Find the word "title" in the listing; pull out each line holding it.
:::
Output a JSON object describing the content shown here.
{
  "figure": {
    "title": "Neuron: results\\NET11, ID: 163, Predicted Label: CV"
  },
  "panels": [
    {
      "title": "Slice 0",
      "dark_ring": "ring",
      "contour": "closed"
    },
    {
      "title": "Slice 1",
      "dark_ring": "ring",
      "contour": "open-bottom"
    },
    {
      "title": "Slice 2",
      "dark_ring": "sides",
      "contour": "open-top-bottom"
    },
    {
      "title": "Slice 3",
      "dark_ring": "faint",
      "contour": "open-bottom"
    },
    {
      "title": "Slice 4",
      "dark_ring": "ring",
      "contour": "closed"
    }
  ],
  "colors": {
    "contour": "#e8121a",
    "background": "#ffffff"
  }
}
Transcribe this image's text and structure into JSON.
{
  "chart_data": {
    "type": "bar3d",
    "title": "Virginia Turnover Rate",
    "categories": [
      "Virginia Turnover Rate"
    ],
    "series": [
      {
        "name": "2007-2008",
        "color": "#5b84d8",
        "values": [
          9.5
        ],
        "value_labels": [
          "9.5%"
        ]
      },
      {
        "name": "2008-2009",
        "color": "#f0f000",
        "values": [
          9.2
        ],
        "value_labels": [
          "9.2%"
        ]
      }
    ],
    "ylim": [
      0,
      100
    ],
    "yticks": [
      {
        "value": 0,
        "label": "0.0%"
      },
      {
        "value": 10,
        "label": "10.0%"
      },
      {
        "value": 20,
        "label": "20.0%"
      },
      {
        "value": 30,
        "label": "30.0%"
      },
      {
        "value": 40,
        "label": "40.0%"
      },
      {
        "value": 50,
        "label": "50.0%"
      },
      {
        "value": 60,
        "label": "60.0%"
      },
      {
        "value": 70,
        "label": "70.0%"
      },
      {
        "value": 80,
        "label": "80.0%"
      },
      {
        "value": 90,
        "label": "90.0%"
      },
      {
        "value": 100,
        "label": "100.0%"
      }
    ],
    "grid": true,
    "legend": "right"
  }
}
:::
#### Result
    "title": "Neuron: results\\NET11, ID: 163, Predicted Label: CV"
      "title": "Slice 0",
      "title": "Slice 1",
      "title": "Slice 2",
      "title": "Slice 3",
      "title": "Slice 4",
    "title": "Virginia Turnover Rate",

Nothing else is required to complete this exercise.